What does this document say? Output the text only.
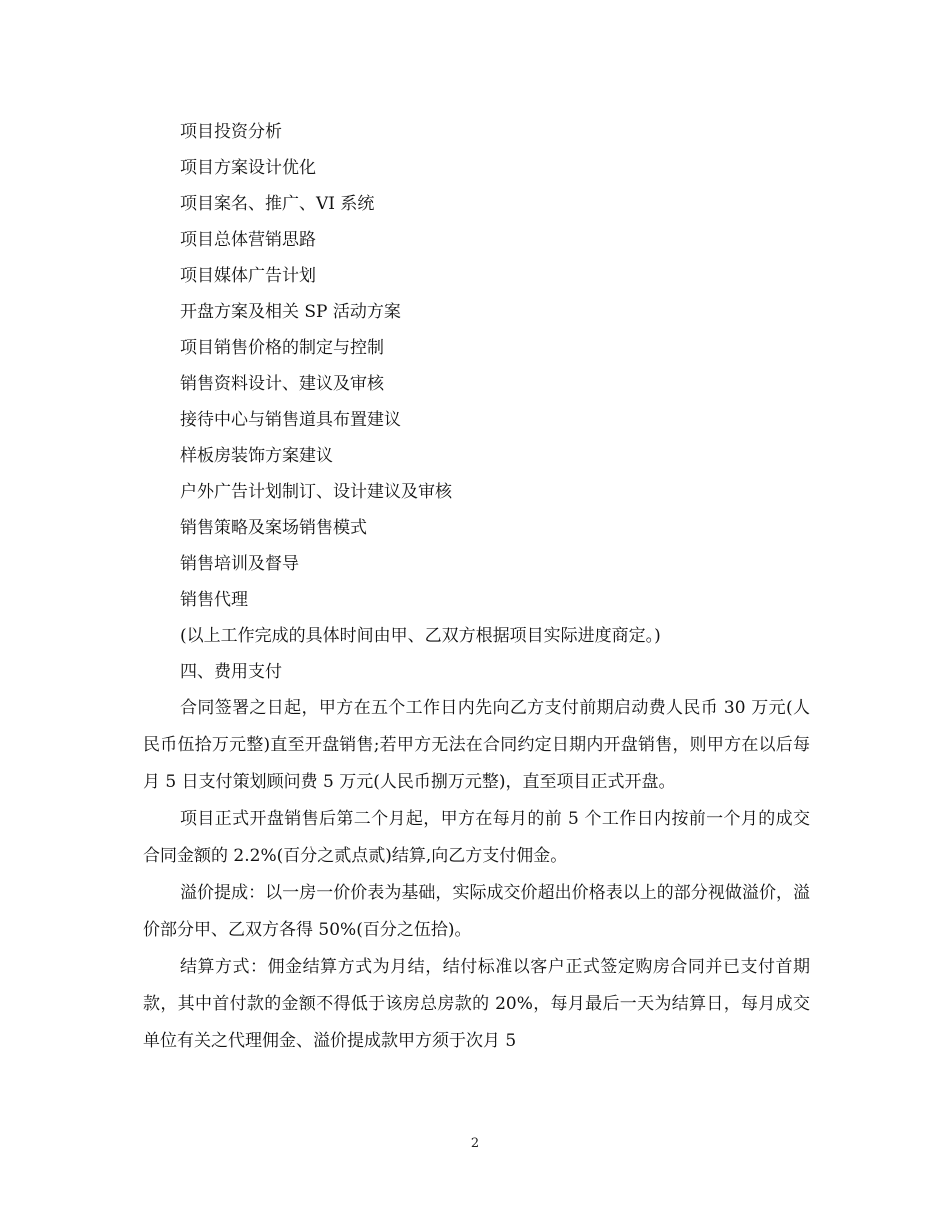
项目投资分析
项目方案设计优化
项目案名、推广、VI 系统
项目总体营销思路
项目媒体广告计划
开盘方案及相关 SP 活动方案
项目销售价格的制定与控制
销售资料设计、建议及审核
接待中心与销售道具布置建议
样板房装饰方案建议
户外广告计划制订、设计建议及审核
销售策略及案场销售模式
销售培训及督导
销售代理
(以上工作完成的具体时间由甲、乙双方根据项目实际进度商定。)
四、费用支付

合同签署之日起，甲方在五个工作日内先向乙方支付前期启动费人民币 30 万元(人民币伍拾万元整)直至开盘销售;若甲方无法在合同约定日期内开盘销售，则甲方在以后每月 5 日支付策划顾问费 5 万元(人民币捌万元整)，直至项目正式开盘。

项目正式开盘销售后第二个月起，甲方在每月的前 5 个工作日内按前一个月的成交合同金额的 2.2%(百分之贰点贰)结算,向乙方支付佣金。

溢价提成：以一房一价价表为基础，实际成交价超出价格表以上的部分视做溢价，溢价部分甲、乙双方各得 50%(百分之伍拾)。

结算方式：佣金结算方式为月结，结付标准以客户正式签定购房合同并已支付首期款，其中首付款的金额不得低于该房总房款的 20%，每月最后一天为结算日，每月成交单位有关之代理佣金、溢价提成款甲方须于次月 5

2
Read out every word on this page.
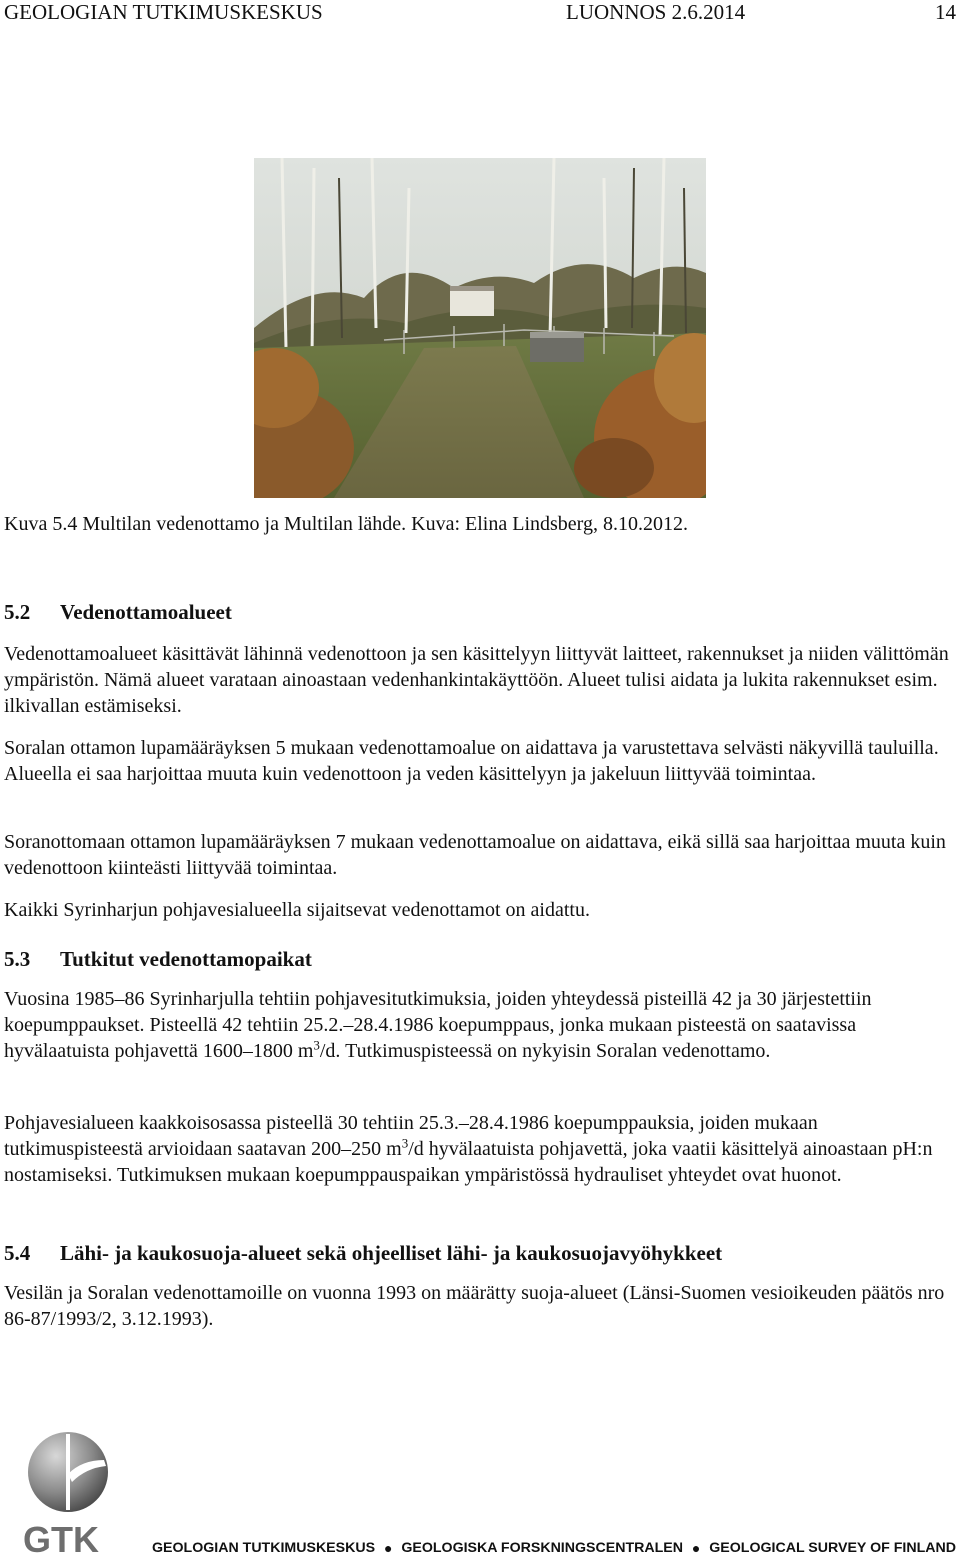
GEOLOGIAN TUTKIMUSKESKUS	LUONNOS 2.6.2014	14
Kuva 5.4 Multilan vedenottamo ja Multilan lähde. Kuva: Elina Lindsberg, 8.10.2012.
5.2 Vedenottamoalueet
Vedenottamoalueet käsittävät lähinnä vedenottoon ja sen käsittelyyn liittyvät laitteet, rakennukset ja niiden välittömän ympäristön. Nämä alueet varataan ainoastaan vedenhankintakäyttöön. Alueet tulisi aidata ja lukita rakennukset esim. ilkivallan estämiseksi.
Soralan ottamon lupamääräyksen 5 mukaan vedenottamoalue on aidattava ja varustettava selvästi näkyvillä tauluilla. Alueella ei saa harjoittaa muuta kuin vedenottoon ja veden käsittelyyn ja jakeluun liittyvää toimintaa.
Soranottomaan ottamon lupamääräyksen 7 mukaan vedenottamoalue on aidattava, eikä sillä saa harjoittaa muuta kuin vedenottoon kiinteästi liittyvää toimintaa.
Kaikki Syrinharjun pohjavesialueella sijaitsevat vedenottamot on aidattu.
5.3 Tutkitut vedenottamopaikat
Vuosina 1985–86 Syrinharjulla tehtiin pohjavesitutkimuksia, joiden yhteydessä pisteillä 42 ja 30 järjestettiin koepumppaukset. Pisteellä 42 tehtiin 25.2.–28.4.1986 koepumppaus, jonka mukaan pisteestä on saatavissa hyvälaatuista pohjavettä 1600–1800 $m^3/d$. Tutkimuspisteessä on nykyisin Soralan vedenottamo.
Pohjavesialueen kaakkoisosassa pisteellä 30 tehtiin 25.3.–28.4.1986 koepumppauksia, joiden mukaan tutkimuspisteestä arvioidaan saatavan 200–250 $m^3/d$ hyvälaatuista pohjavettä, joka vaatii käsittelyä ainoastaan pH:n nostamiseksi. Tutkimuksen mukaan koepumppauspaikan ympäristössä hydrauliset yhteydet ovat huonot.
5.4 Lähi- ja kaukosuoja-alueet sekä ohjeelliset lähi- ja kaukosuojavyöhykkeet
Vesilän ja Soralan vedenottamoille on vuonna 1993 on määrätty suoja-alueet (Länsi-Suomen vesioikeuden päätös nro 86-87/1993/2, 3.12.1993).
GTK	GEOLOGIAN TUTKIMUSKESKUS ● GEOLOGISKA FORSKNINGSCENTRALEN ● GEOLOGICAL SURVEY OF FINLAND
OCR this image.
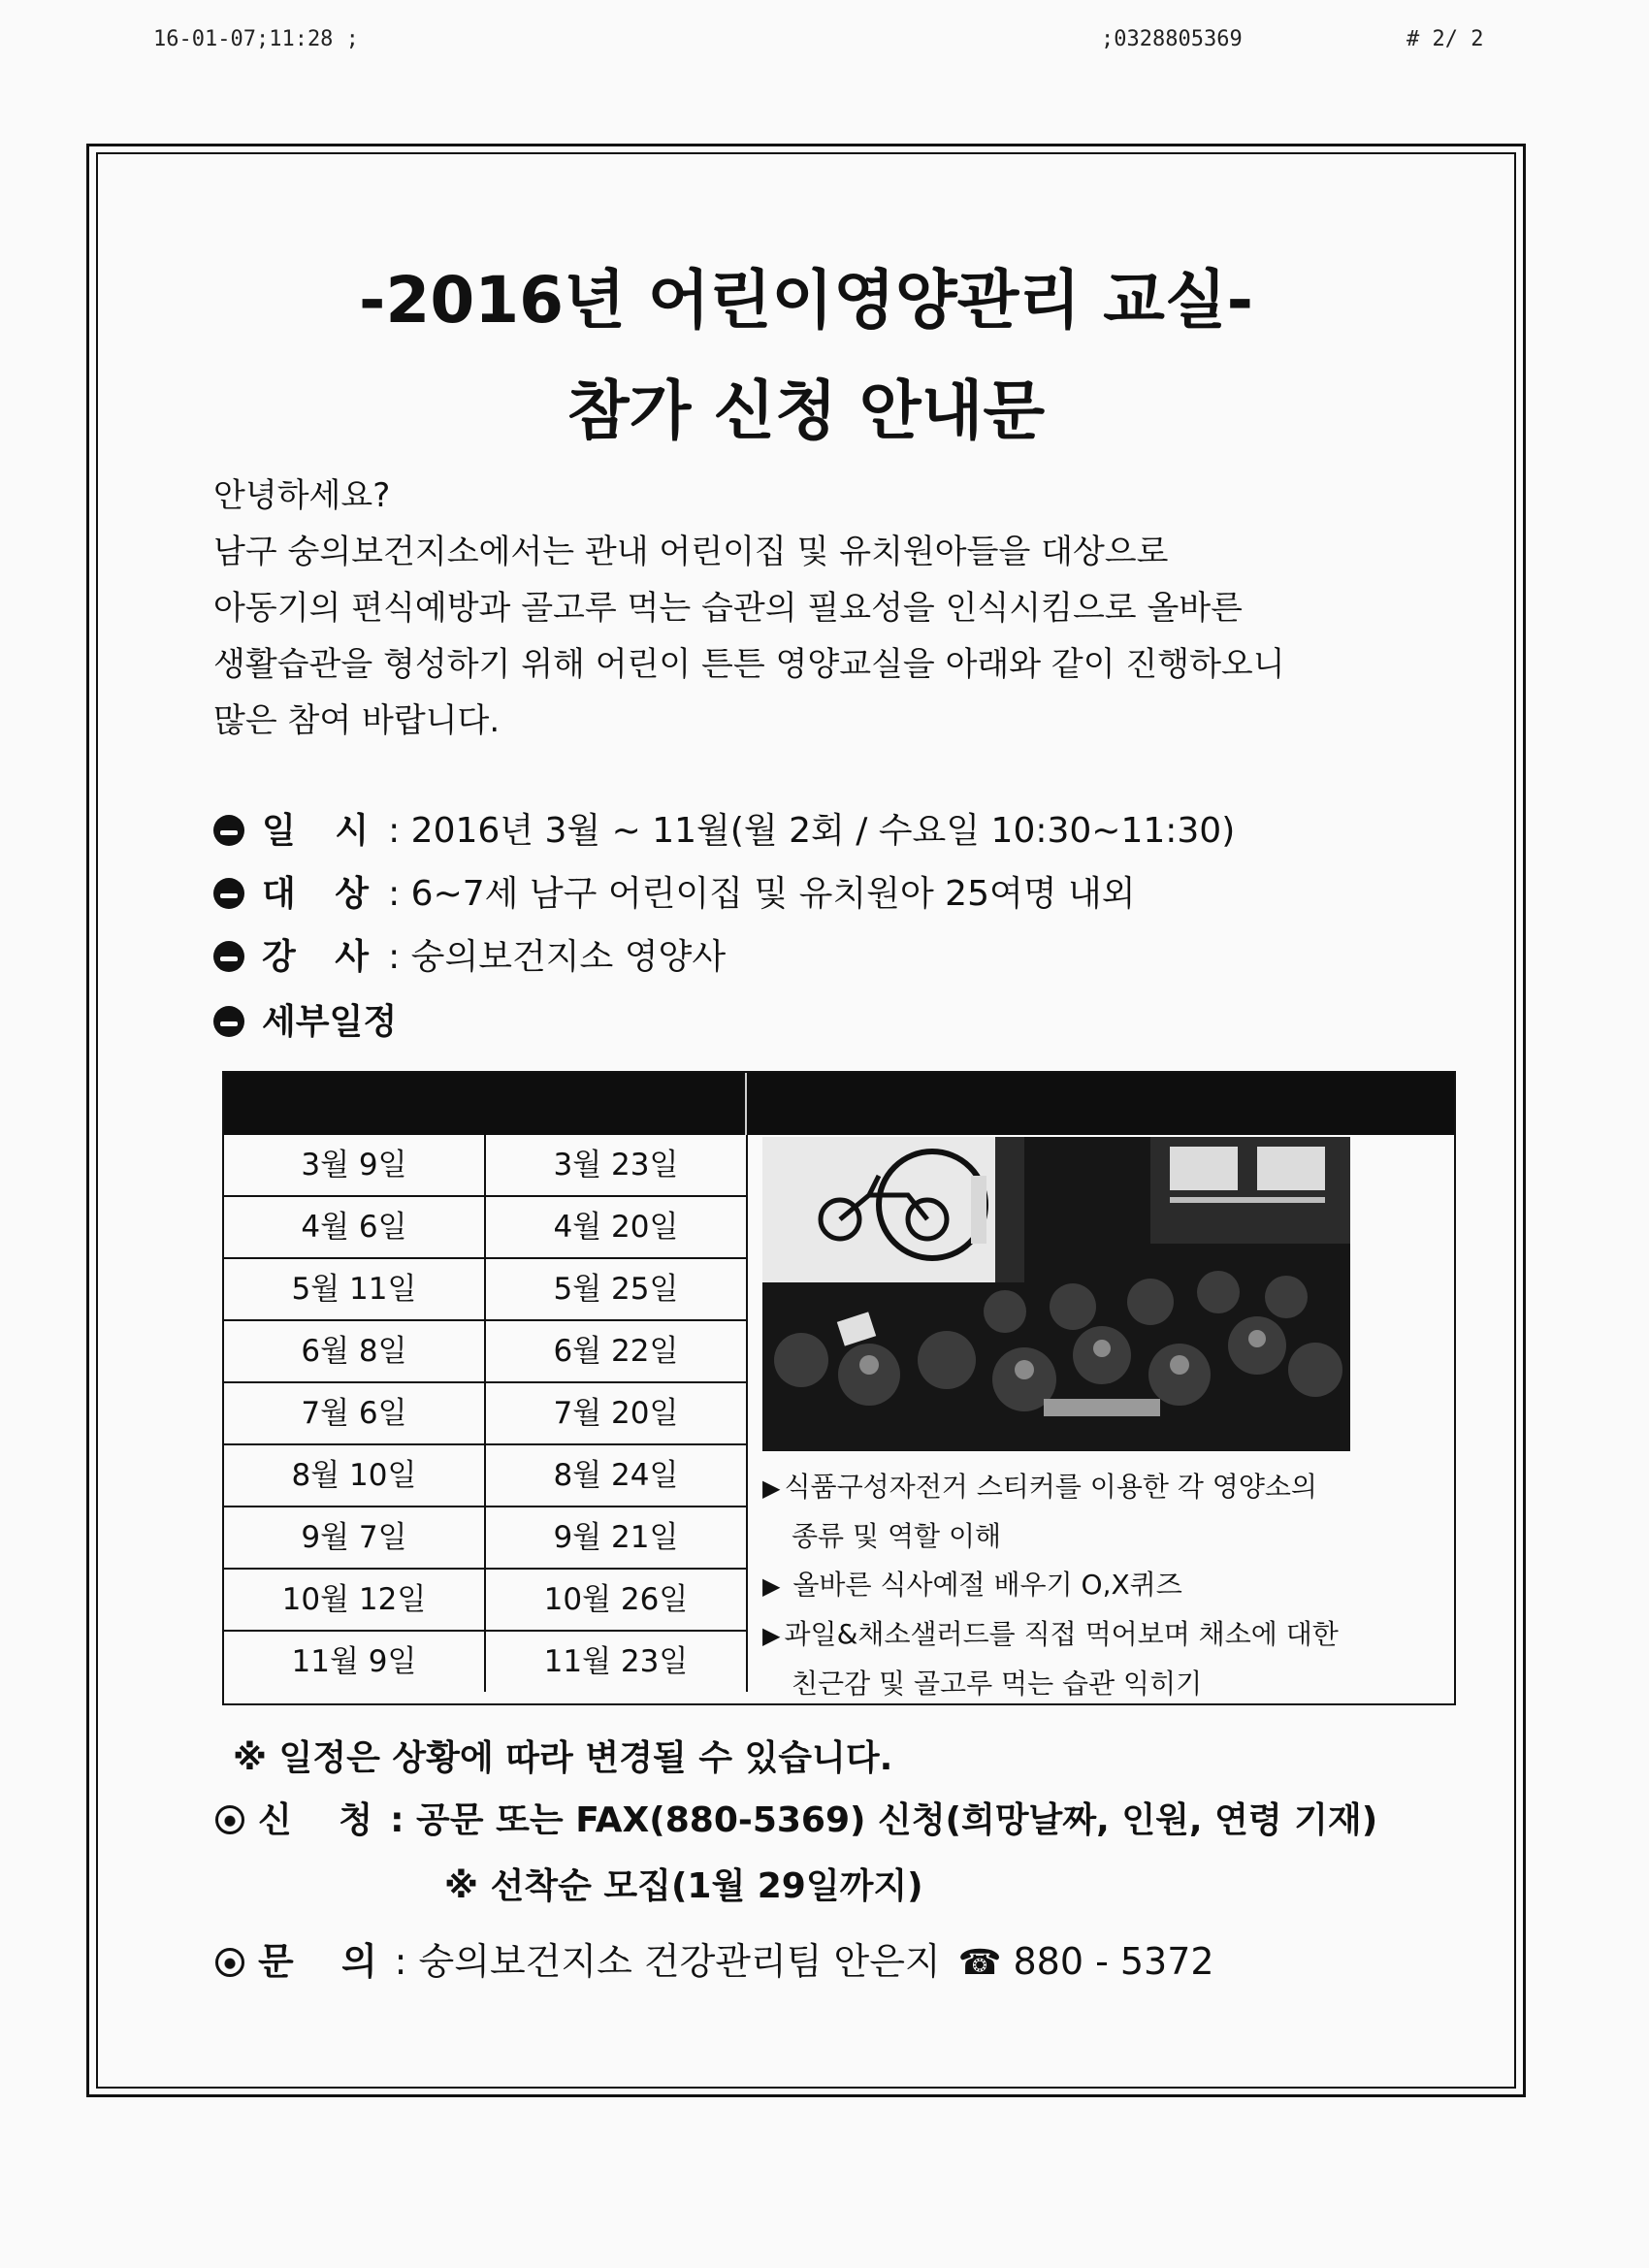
16-01-07;11:28 ;	;0328805369	# 2/ 2
-2016년 어린이영양관리 교실-
참가 신청 안내문
안녕하세요?
남구 숭의보건지소에서는 관내 어린이집 및 유치원아들을 대상으로
아동기의 편식예방과 골고루 먹는 습관의 필요성을 인식시킴으로 올바른
생활습관을 형성하기 위해 어린이 튼튼 영양교실을 아래와 같이 진행하오니
많은 참여 바랍니다.
일 시 : 2016년 3월 ~ 11월(월 2회 / 수요일 10:30~11:30)
대 상 : 6~7세 남구 어린이집 및 유치원아 25여명 내외
강 사 : 숭의보건지소 영양사
세부일정
3월 9일	3월 23일
4월 6일	4월 20일
5월 11일	5월 25일
6월 8일	6월 22일
7월 6일	7월 20일
8월 10일	8월 24일
9월 7일	9월 21일
10월 12일	10월 26일
11월 9일	11월 23일
▶ 식품구성자전거 스티커를 이용한 각 영양소의
종류 및 역할 이해
▶ 올바른 식사예절 배우기 O,X퀴즈
▶ 과일&채소샐러드를 직접 먹어보며 채소에 대한
친근감 및 골고루 먹는 습관 익히기
※ 일정은 상황에 따라 변경될 수 있습니다.
신 청: 공문 또는 FAX(880-5369) 신청(희망날짜, 인원, 연령 기재)
※ 선착순 모집(1월 29일까지)
문 의: 숭의보건지소 건강관리팀 안은지 ☎ 880 - 5372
- - -
**What to produce**
Transcribe the preceding listing in its entirety and with exact wording, leaving out pictures.

**Expected output**
What does this document say? Output the text only.
项目投资分析
项目方案设计优化
项目案名、推广、VI 系统
项目总体营销思路
项目媒体广告计划
开盘方案及相关 SP 活动方案
项目销售价格的制定与控制
销售资料设计、建议及审核
接待中心与销售道具布置建议
样板房装饰方案建议
户外广告计划制订、设计建议及审核
销售策略及案场销售模式
销售培训及督导
销售代理
(以上工作完成的具体时间由甲、乙双方根据项目实际进度商定。)
四、费用支付

合同签署之日起，甲方在五个工作日内先向乙方支付前期启动费人民币 30 万元(人民币伍拾万元整)直至开盘销售;若甲方无法在合同约定日期内开盘销售，则甲方在以后每月 5 日支付策划顾问费 5 万元(人民币捌万元整)，直至项目正式开盘。

项目正式开盘销售后第二个月起，甲方在每月的前 5 个工作日内按前一个月的成交合同金额的 2.2%(百分之贰点贰)结算,向乙方支付佣金。

溢价提成：以一房一价价表为基础，实际成交价超出价格表以上的部分视做溢价，溢价部分甲、乙双方各得 50%(百分之伍拾)。

结算方式：佣金结算方式为月结，结付标准以客户正式签定购房合同并已支付首期款，其中首付款的金额不得低于该房总房款的 20%，每月最后一天为结算日，每月成交单位有关之代理佣金、溢价提成款甲方须于次月 5

2
Read out every word on this page.
GEOLOGIAN TUTKIMUSKESKUS	LUONNOS 2.6.2014	14
Kuva 5.4 Multilan vedenottamo ja Multilan lähde. Kuva: Elina Lindsberg, 8.10.2012.
5.2 Vedenottamoalueet
Vedenottamoalueet käsittävät lähinnä vedenottoon ja sen käsittelyyn liittyvät laitteet, rakennukset ja niiden välittömän ympäristön. Nämä alueet varataan ainoastaan vedenhankintakäyttöön. Alueet tulisi aidata ja lukita rakennukset esim. ilkivallan estämiseksi.
Soralan ottamon lupamääräyksen 5 mukaan vedenottamoalue on aidattava ja varustettava selvästi näkyvillä tauluilla. Alueella ei saa harjoittaa muuta kuin vedenottoon ja veden käsittelyyn ja jakeluun liittyvää toimintaa.
Soranottomaan ottamon lupamääräyksen 7 mukaan vedenottamoalue on aidattava, eikä sillä saa harjoittaa muuta kuin vedenottoon kiinteästi liittyvää toimintaa.
Kaikki Syrinharjun pohjavesialueella sijaitsevat vedenottamot on aidattu.
5.3 Tutkitut vedenottamopaikat
Vuosina 1985–86 Syrinharjulla tehtiin pohjavesitutkimuksia, joiden yhteydessä pisteillä 42 ja 30 järjestettiin koepumppaukset. Pisteellä 42 tehtiin 25.2.–28.4.1986 koepumppaus, jonka mukaan pisteestä on saatavissa hyvälaatuista pohjavettä 1600–1800 $m^3/d$. Tutkimuspisteessä on nykyisin Soralan vedenottamo.
Pohjavesialueen kaakkoisosassa pisteellä 30 tehtiin 25.3.–28.4.1986 koepumppauksia, joiden mukaan tutkimuspisteestä arvioidaan saatavan 200–250 $m^3/d$ hyvälaatuista pohjavettä, joka vaatii käsittelyä ainoastaan pH:n nostamiseksi. Tutkimuksen mukaan koepumppauspaikan ympäristössä hydrauliset yhteydet ovat huonot.
5.4 Lähi- ja kaukosuoja-alueet sekä ohjeelliset lähi- ja kaukosuojavyöhykkeet
Vesilän ja Soralan vedenottamoille on vuonna 1993 on määrätty suoja-alueet (Länsi-Suomen vesioikeuden päätös nro 86-87/1993/2, 3.12.1993).
GTK	GEOLOGIAN TUTKIMUSKESKUS ● GEOLOGISKA FORSKNINGSCENTRALEN ● GEOLOGICAL SURVEY OF FINLAND
OCR this image.
16-01-07;11:28 ;	;0328805369	# 2/ 2
-2016년 어린이영양관리 교실-
참가 신청 안내문
안녕하세요?
남구 숭의보건지소에서는 관내 어린이집 및 유치원아들을 대상으로
아동기의 편식예방과 골고루 먹는 습관의 필요성을 인식시킴으로 올바른
생활습관을 형성하기 위해 어린이 튼튼 영양교실을 아래와 같이 진행하오니
많은 참여 바랍니다.
일 시 : 2016년 3월 ~ 11월(월 2회 / 수요일 10:30~11:30)
대 상 : 6~7세 남구 어린이집 및 유치원아 25여명 내외
강 사 : 숭의보건지소 영양사
세부일정
3월 9일	3월 23일
4월 6일	4월 20일
5월 11일	5월 25일
6월 8일	6월 22일
7월 6일	7월 20일
8월 10일	8월 24일
9월 7일	9월 21일
10월 12일	10월 26일
11월 9일	11월 23일
▶ 식품구성자전거 스티커를 이용한 각 영양소의
종류 및 역할 이해
▶ 올바른 식사예절 배우기 O,X퀴즈
▶ 과일&채소샐러드를 직접 먹어보며 채소에 대한
친근감 및 골고루 먹는 습관 익히기
※ 일정은 상황에 따라 변경될 수 있습니다.
신 청: 공문 또는 FAX(880-5369) 신청(희망날짜, 인원, 연령 기재)
※ 선착순 모집(1월 29일까지)
문 의: 숭의보건지소 건강관리팀 안은지 ☎ 880 - 5372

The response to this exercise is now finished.